>> begin Supplied records

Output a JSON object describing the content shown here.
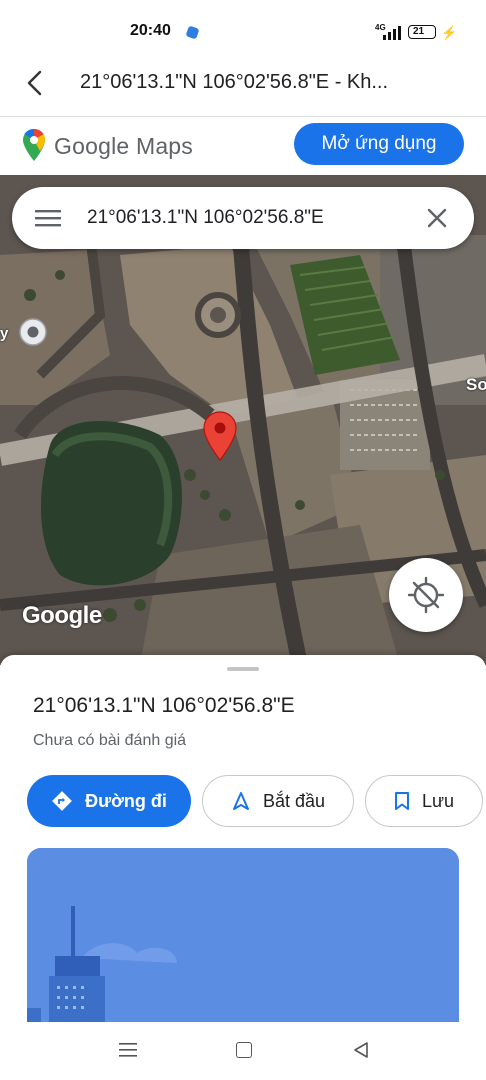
{
  "status_bar": {
    "time": "20:40",
    "network": "4G",
    "battery": "21",
    "charging_icon": "bolt-icon"
  },
  "browser": {
    "title": "21°06'13.1\"N 106°02'56.8\"E - Kh...",
    "back_icon": "chevron-left-icon"
  },
  "maps_header": {
    "logo_text": "Google Maps",
    "open_app_label": "Mở ứng dụng",
    "accent": "#1a73e8"
  },
  "search": {
    "query": "21°06'13.1\"N 106°02'56.8\"E",
    "menu_icon": "menu-icon",
    "clear_icon": "close-icon"
  },
  "map": {
    "watermark": "Google",
    "poi_label": "y",
    "edge_label": "So",
    "location_icon": "gps-off-icon",
    "pin_color": "#ea4335"
  },
  "place": {
    "title": "21°06'13.1\"N 106°02'56.8\"E",
    "subtitle": "Chưa có bài đánh giá",
    "actions": {
      "directions": "Đường đi",
      "start": "Bắt đầu",
      "save": "Lưu"
    }
  }
}
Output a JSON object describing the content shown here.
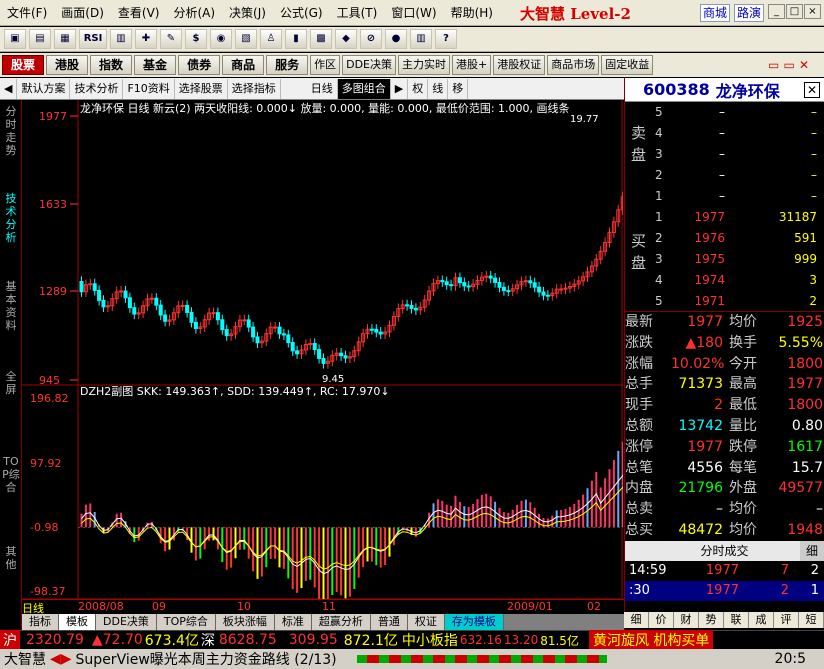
{
  "menu": {
    "items": [
      "文件(F)",
      "画面(D)",
      "查看(V)",
      "分析(A)",
      "决策(J)",
      "公式(G)",
      "工具(T)",
      "窗口(W)",
      "帮助(H)"
    ],
    "brand": "大智慧 Level-2",
    "links": [
      "商城",
      "路演"
    ],
    "window_buttons": [
      "_",
      "□",
      "×"
    ]
  },
  "toolbar": {
    "icons": [
      "folder-icon",
      "chart-icon",
      "grid-icon",
      "rsi-icon",
      "table-icon",
      "cross-icon",
      "draw-icon",
      "dollar-icon",
      "vip-icon",
      "page-icon",
      "binoculars-icon",
      "bars-icon",
      "card-icon",
      "diamond-icon",
      "no-icon",
      "redcircle-icon",
      "books-icon",
      "help-icon"
    ],
    "rsi_label": "RSI"
  },
  "tabs": [
    "股票",
    "港股",
    "指数",
    "基金",
    "债券",
    "商品",
    "服务",
    "作区",
    "DDE决策",
    "主力实时",
    "港股+",
    "港股权证",
    "商品市场",
    "固定收益"
  ],
  "active_tab": "股票",
  "subbar": [
    "默认方案",
    "技术分析",
    "F10资料",
    "选择股票",
    "选择指标",
    "日线",
    "多图组合"
  ],
  "sub_icons": [
    "权",
    "线",
    "移"
  ],
  "left_tabs": [
    "分时走势",
    "技术分析",
    "基本资料",
    "全屏",
    "TOP综合",
    "其他"
  ],
  "stock": {
    "code": "600388",
    "name": "龙净环保"
  },
  "chart": {
    "legend": "龙净环保 日线  新云(2)  两天收阳线: 0.000↓  放量: 0.000, 量能: 0.000, 最低价范围: 1.000, 画线条",
    "y_ticks": [
      "1977",
      "1633",
      "1289",
      "945"
    ],
    "low_mark": "9.45",
    "high_mark": "19.77",
    "sub_legend": "DZH2副图 SKK: 149.363↑, SDD: 139.449↑, RC: 17.970↓",
    "sub_ticks": [
      "196.82",
      "97.92",
      "-0.98",
      "-98.37"
    ],
    "x_labels": [
      "2008/08",
      "09",
      "10",
      "11",
      "2009/01",
      "02"
    ],
    "period_label": "日线"
  },
  "chart_data": {
    "type": "line",
    "title": "龙净环保 日线",
    "main_ylim": [
      945,
      1977
    ],
    "sub_ylim": [
      -98.37,
      196.82
    ],
    "series": [
      {
        "name": "SKK",
        "last": 149.363
      },
      {
        "name": "SDD",
        "last": 139.449
      },
      {
        "name": "RC",
        "last": 17.97
      }
    ]
  },
  "orderbook": {
    "sell_label": "卖盘",
    "buy_label": "买盘",
    "sells": [
      {
        "n": "5",
        "p": "–",
        "v": "–"
      },
      {
        "n": "4",
        "p": "–",
        "v": "–"
      },
      {
        "n": "3",
        "p": "–",
        "v": "–"
      },
      {
        "n": "2",
        "p": "–",
        "v": "–"
      },
      {
        "n": "1",
        "p": "–",
        "v": "–"
      }
    ],
    "buys": [
      {
        "n": "1",
        "p": "1977",
        "v": "31187"
      },
      {
        "n": "2",
        "p": "1976",
        "v": "591"
      },
      {
        "n": "3",
        "p": "1975",
        "v": "999"
      },
      {
        "n": "4",
        "p": "1974",
        "v": "3"
      },
      {
        "n": "5",
        "p": "1971",
        "v": "2"
      }
    ]
  },
  "stats": [
    {
      "k1": "最新",
      "v1": "1977",
      "c1": "red",
      "k2": "均价",
      "v2": "1925",
      "c2": "red"
    },
    {
      "k1": "涨跌",
      "v1": "▲180",
      "c1": "red",
      "k2": "换手",
      "v2": "5.55%",
      "c2": "yel"
    },
    {
      "k1": "涨幅",
      "v1": "10.02%",
      "c1": "red",
      "k2": "今开",
      "v2": "1800",
      "c2": "red"
    },
    {
      "k1": "总手",
      "v1": "71373",
      "c1": "yel",
      "k2": "最高",
      "v2": "1977",
      "c2": "red"
    },
    {
      "k1": "现手",
      "v1": "2",
      "c1": "red",
      "k2": "最低",
      "v2": "1800",
      "c2": "red"
    },
    {
      "k1": "总额",
      "v1": "13742",
      "c1": "cyn",
      "k2": "量比",
      "v2": "0.80",
      "c2": "wht"
    },
    {
      "k1": "涨停",
      "v1": "1977",
      "c1": "red",
      "k2": "跌停",
      "v2": "1617",
      "c2": "grn"
    },
    {
      "k1": "总笔",
      "v1": "4556",
      "c1": "wht",
      "k2": "每笔",
      "v2": "15.7",
      "c2": "wht"
    },
    {
      "k1": "内盘",
      "v1": "21796",
      "c1": "grn",
      "k2": "外盘",
      "v2": "49577",
      "c2": "red"
    },
    {
      "k1": "总卖",
      "v1": "–",
      "c1": "wht",
      "k2": "均价",
      "v2": "–",
      "c2": "wht"
    },
    {
      "k1": "总买",
      "v1": "48472",
      "c1": "yel",
      "k2": "均价",
      "v2": "1948",
      "c2": "red"
    }
  ],
  "trades": {
    "title": "分时成交",
    "more": "细",
    "rows": [
      {
        "t": "14:59",
        "p": "1977",
        "v": "7",
        "n": "2"
      },
      {
        "t": ":30",
        "p": "1977",
        "v": "2",
        "n": "1"
      }
    ]
  },
  "right_tabs": [
    "细",
    "价",
    "财",
    "势",
    "联",
    "成",
    "评",
    "短"
  ],
  "bottom_tabs": [
    "指标",
    "模板",
    "DDE决策",
    "TOP综合",
    "板块涨幅",
    "标准",
    "超赢分析",
    "普通",
    "权证",
    "存为模板"
  ],
  "status1": {
    "a": "沪",
    "b": "2320.79",
    "c": "▲72.70",
    "d": "673.4亿",
    "e": "深",
    "f": "8628.75",
    "g": "309.95",
    "h": "872.1亿",
    "i": "中小板指",
    "j": "632.16",
    "k": "13.20",
    "l": "81.5亿",
    "m": "黄河旋风 机构买单"
  },
  "status2": {
    "a": "大智慧",
    "b": "SuperView曝光本周主力资金路线 (2/13)",
    "c": "20:5"
  }
}
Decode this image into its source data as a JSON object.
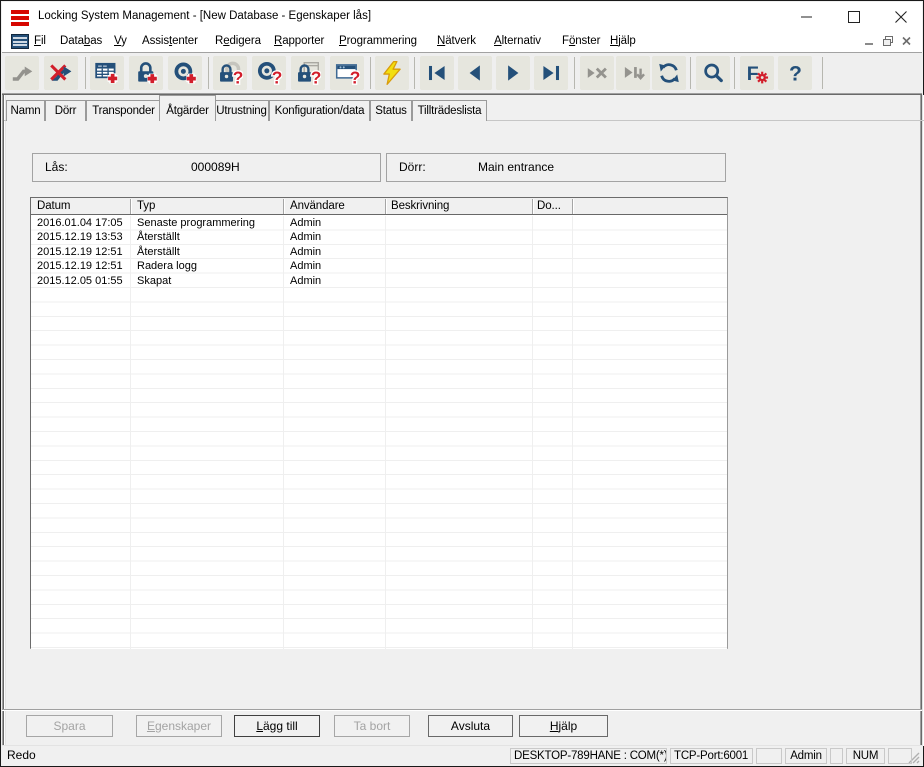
{
  "window": {
    "title": "Locking System Management - [New Database - Egenskaper lås]",
    "controls": [
      "minimize",
      "maximize",
      "close"
    ]
  },
  "menu": {
    "items": [
      {
        "label": "Fil",
        "u": 0
      },
      {
        "label": "Databas",
        "u": 4
      },
      {
        "label": "Vy",
        "u": 0
      },
      {
        "label": "Assistenter",
        "u": 5
      },
      {
        "label": "Redigera",
        "u": 1
      },
      {
        "label": "Rapporter",
        "u": 0
      },
      {
        "label": "Programmering",
        "u": 0
      },
      {
        "label": "Nätverk",
        "u": 0
      },
      {
        "label": "Alternativ",
        "u": 0
      },
      {
        "label": "Fönster",
        "u": 1
      },
      {
        "label": "Hjälp",
        "u": 0
      }
    ],
    "mdi_controls": [
      "minimize",
      "restore",
      "close"
    ]
  },
  "toolbar": {
    "buttons": [
      {
        "icon": "zigzag-arrow-icon",
        "disabled": true
      },
      {
        "icon": "zigzag-arrow-delete-icon",
        "disabled": false
      },
      {
        "icon": "matrix-add-icon",
        "disabled": false
      },
      {
        "icon": "lock-add-icon",
        "disabled": false
      },
      {
        "icon": "transponder-add-icon",
        "disabled": false
      },
      {
        "icon": "lock-read-icon",
        "disabled": false
      },
      {
        "icon": "transponder-read-icon",
        "disabled": false
      },
      {
        "icon": "lock-network-read-icon",
        "disabled": false
      },
      {
        "icon": "window-read-icon",
        "disabled": false
      },
      {
        "icon": "program-flash-icon",
        "disabled": false
      },
      {
        "icon": "nav-first-icon",
        "disabled": false
      },
      {
        "icon": "nav-prev-icon",
        "disabled": false
      },
      {
        "icon": "nav-next-icon",
        "disabled": false
      },
      {
        "icon": "nav-last-icon",
        "disabled": false
      },
      {
        "icon": "nav-cancel-icon",
        "disabled": true
      },
      {
        "icon": "nav-jump-icon",
        "disabled": true
      },
      {
        "icon": "refresh-icon",
        "disabled": false
      },
      {
        "icon": "search-icon",
        "disabled": false
      },
      {
        "icon": "filter-config-icon",
        "disabled": false
      },
      {
        "icon": "help-icon",
        "disabled": false
      }
    ]
  },
  "tabs": {
    "items": [
      {
        "label": "Namn",
        "active": false
      },
      {
        "label": "Dörr",
        "active": false
      },
      {
        "label": "Transponder",
        "active": false
      },
      {
        "label": "Åtgärder",
        "active": true
      },
      {
        "label": "Utrustning",
        "active": false
      },
      {
        "label": "Konfiguration/data",
        "active": false
      },
      {
        "label": "Status",
        "active": false
      },
      {
        "label": "Tillträdeslista",
        "active": false
      }
    ]
  },
  "fields": {
    "lock_label": "Lås:",
    "lock_value": "000089H",
    "door_label": "Dörr:",
    "door_value": "Main entrance"
  },
  "table": {
    "columns": [
      "Datum",
      "Typ",
      "Användare",
      "Beskrivning",
      "Do...",
      ""
    ],
    "rows": [
      [
        "2016.01.04 17:05",
        "Senaste programmering",
        "Admin",
        "",
        "",
        ""
      ],
      [
        "2015.12.19 13:53",
        "Återställt",
        "Admin",
        "",
        "",
        ""
      ],
      [
        "2015.12.19 12:51",
        "Återställt",
        "Admin",
        "",
        "",
        ""
      ],
      [
        "2015.12.19 12:51",
        "Radera logg",
        "Admin",
        "",
        "",
        ""
      ],
      [
        "2015.12.05 01:55",
        "Skapat",
        "Admin",
        "",
        "",
        ""
      ]
    ]
  },
  "buttons": [
    {
      "label": "Spara",
      "disabled": true,
      "u": -1
    },
    {
      "label": "Egenskaper",
      "disabled": true,
      "u": 0
    },
    {
      "label": "Lägg till",
      "disabled": false,
      "u": 0,
      "default": true
    },
    {
      "label": "Ta bort",
      "disabled": true,
      "u": -1
    },
    {
      "label": "Avsluta",
      "disabled": false,
      "u": -1
    },
    {
      "label": "Hjälp",
      "disabled": false,
      "u": 0
    }
  ],
  "statusbar": {
    "ready_text": "Redo",
    "panels": [
      {
        "text": "DESKTOP-789HANE : COM(*)"
      },
      {
        "text": "TCP-Port:6001"
      },
      {
        "text": ""
      },
      {
        "text": "Admin"
      },
      {
        "text": ""
      },
      {
        "text": "NUM"
      },
      {
        "text": ""
      }
    ]
  }
}
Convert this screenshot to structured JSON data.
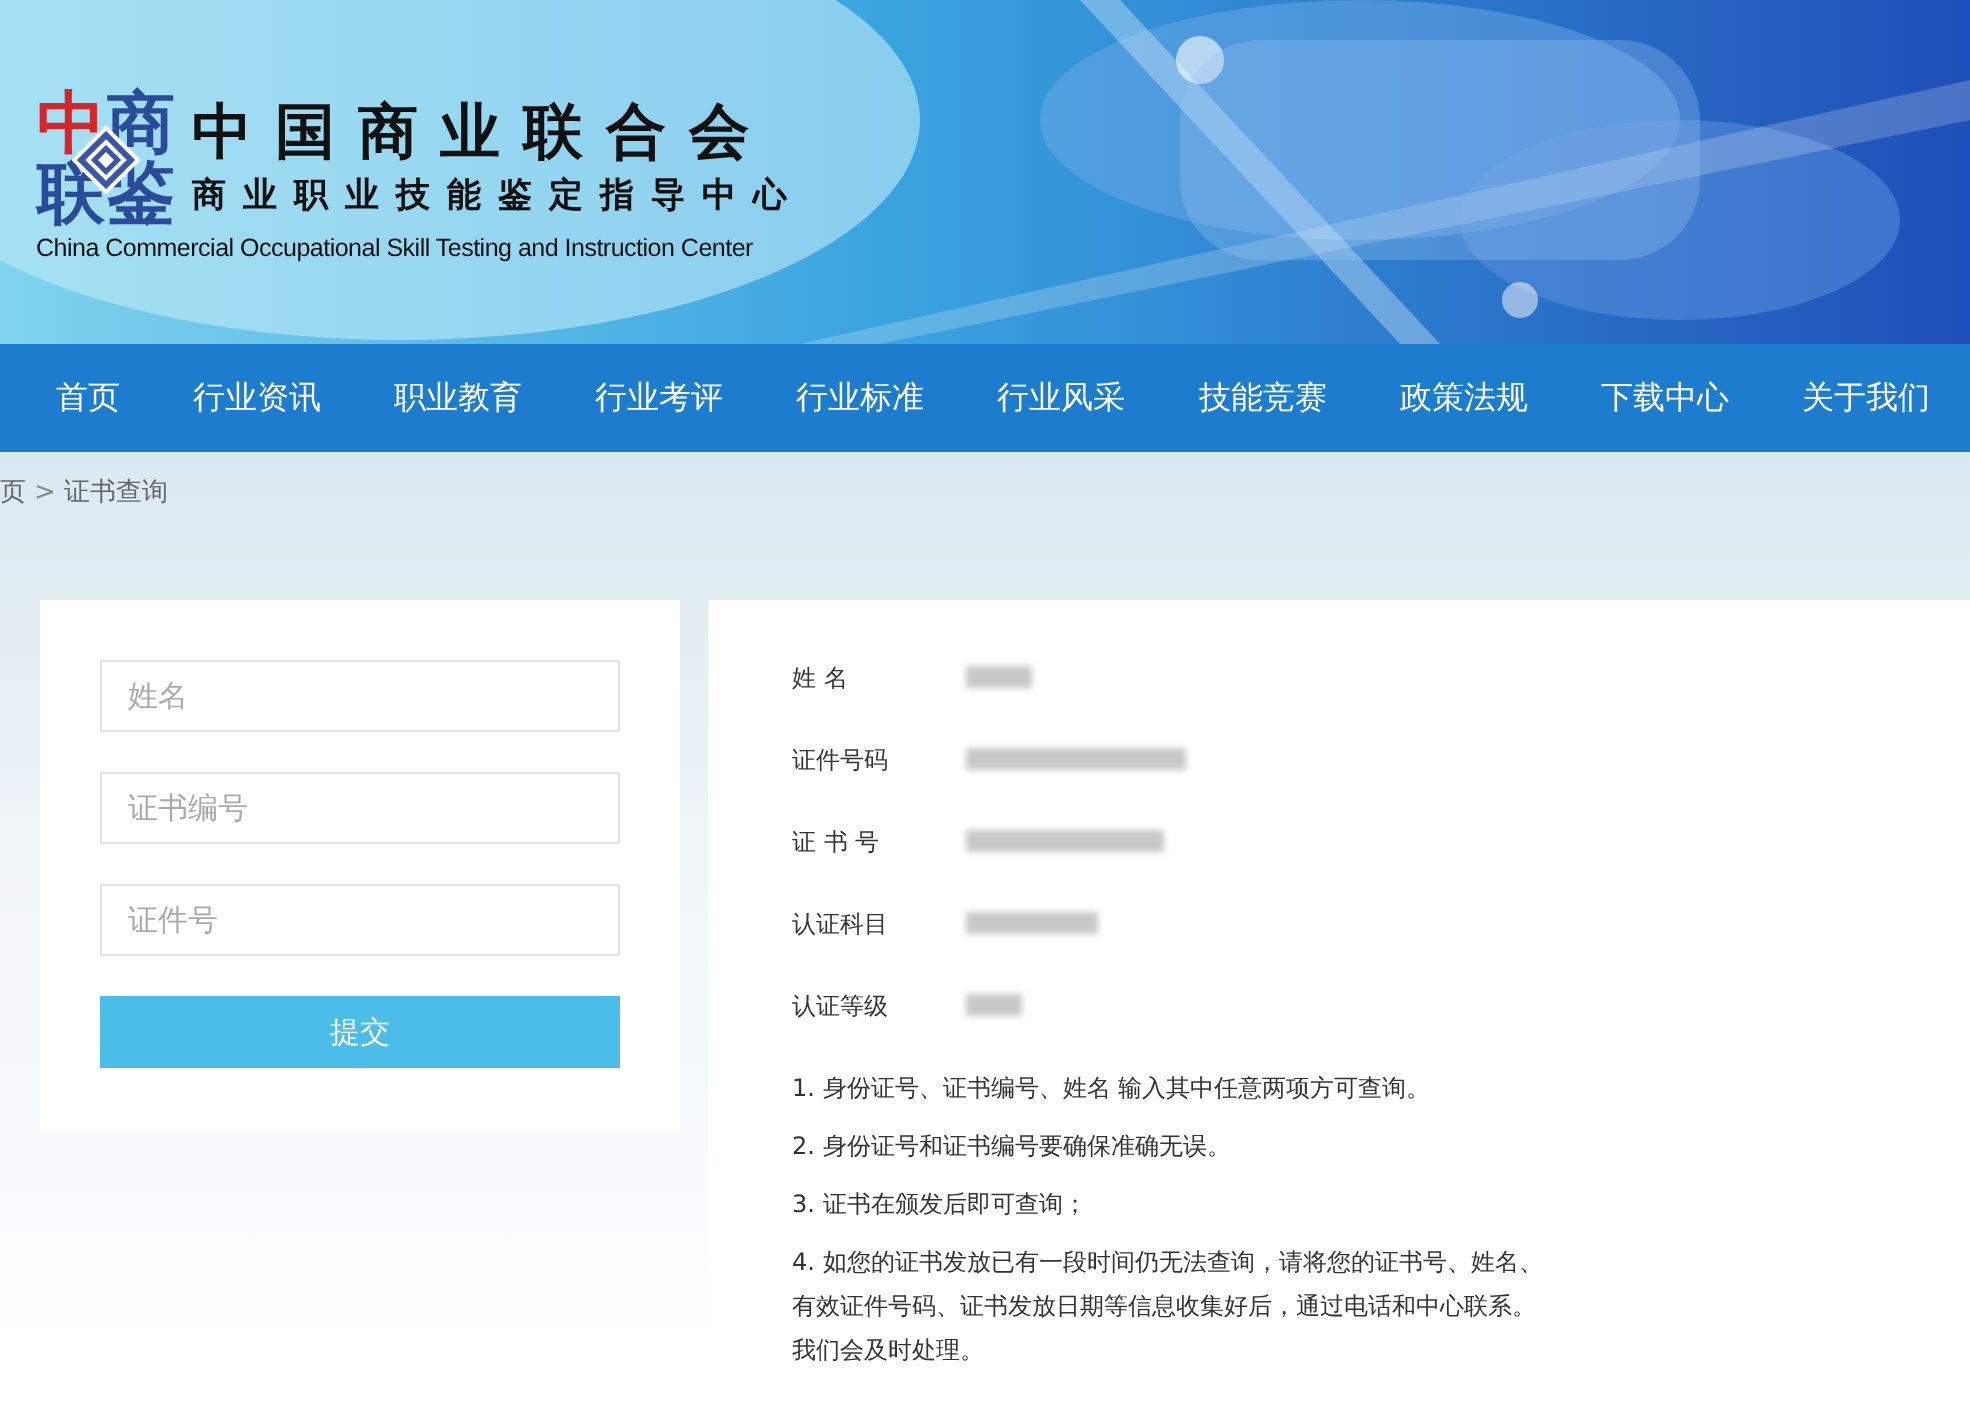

>> end Supplied records

▶ Exercise directions: Examine the records and pull out every line where the string "arrow" occurs.

▶ Problem solution:
        "icon": "zigzag-arrow-icon",
        "icon": "zigzag-arrow-delete-icon",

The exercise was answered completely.